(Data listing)
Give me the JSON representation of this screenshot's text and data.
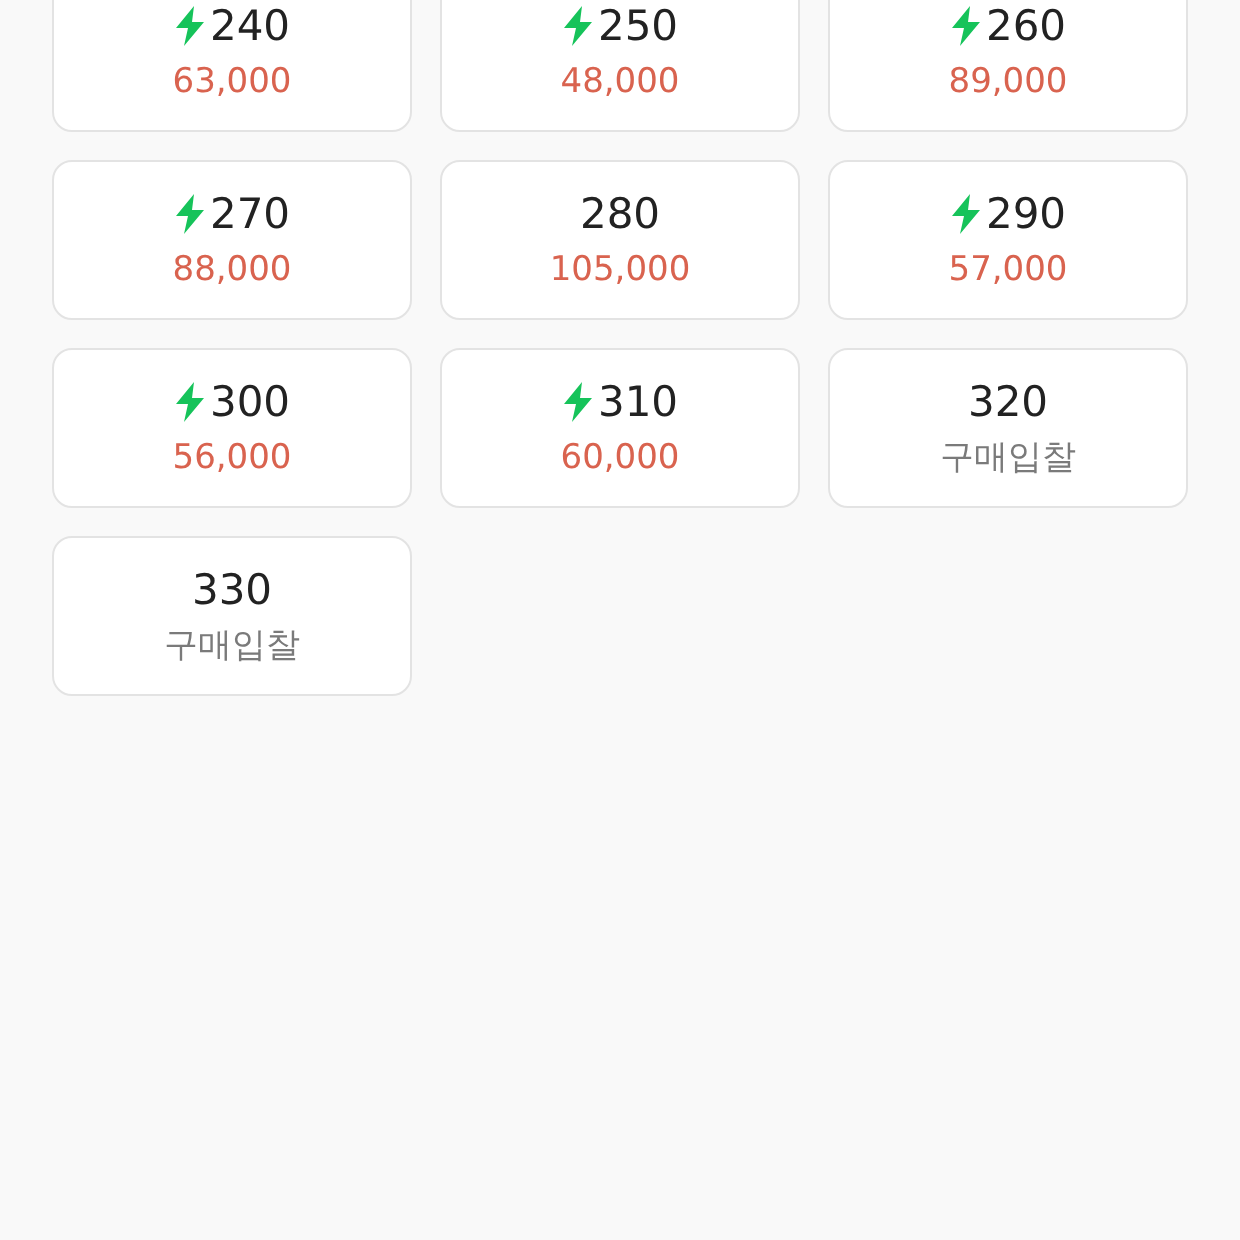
{
  "sizes": [
    {
      "size": "240",
      "fast": true,
      "kind": "price",
      "price": "63,000"
    },
    {
      "size": "250",
      "fast": true,
      "kind": "price",
      "price": "48,000"
    },
    {
      "size": "260",
      "fast": true,
      "kind": "price",
      "price": "89,000"
    },
    {
      "size": "270",
      "fast": true,
      "kind": "price",
      "price": "88,000"
    },
    {
      "size": "280",
      "fast": false,
      "kind": "price",
      "price": "105,000"
    },
    {
      "size": "290",
      "fast": true,
      "kind": "price",
      "price": "57,000"
    },
    {
      "size": "300",
      "fast": true,
      "kind": "price",
      "price": "56,000"
    },
    {
      "size": "310",
      "fast": true,
      "kind": "price",
      "price": "60,000"
    },
    {
      "size": "320",
      "fast": false,
      "kind": "bid",
      "price": "구매입찰"
    },
    {
      "size": "330",
      "fast": false,
      "kind": "bid",
      "price": "구매입찰"
    }
  ]
}
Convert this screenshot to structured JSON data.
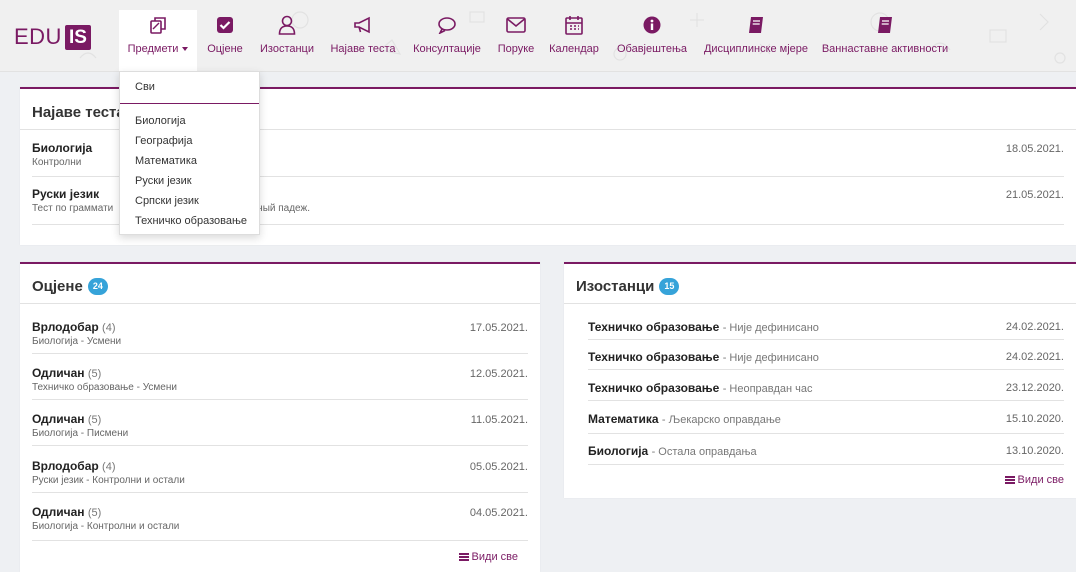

WRITTEN INSTRUCTION: Every entry should be returned exactly as written, minus the pictures.

EXERCISE SOLUTION:
Give me the JSON representation of this screenshot's text and data.
{
  "sizes": [
    {
      "size": "240",
      "fast": true,
      "kind": "price",
      "price": "63,000"
    },
    {
      "size": "250",
      "fast": true,
      "kind": "price",
      "price": "48,000"
    },
    {
      "size": "260",
      "fast": true,
      "kind": "price",
      "price": "89,000"
    },
    {
      "size": "270",
      "fast": true,
      "kind": "price",
      "price": "88,000"
    },
    {
      "size": "280",
      "fast": false,
      "kind": "price",
      "price": "105,000"
    },
    {
      "size": "290",
      "fast": true,
      "kind": "price",
      "price": "57,000"
    },
    {
      "size": "300",
      "fast": true,
      "kind": "price",
      "price": "56,000"
    },
    {
      "size": "310",
      "fast": true,
      "kind": "price",
      "price": "60,000"
    },
    {
      "size": "320",
      "fast": false,
      "kind": "bid",
      "price": "구매입찰"
    },
    {
      "size": "330",
      "fast": false,
      "kind": "bid",
      "price": "구매입찰"
    }
  ]
}
Convert this screenshot to structured JSON data.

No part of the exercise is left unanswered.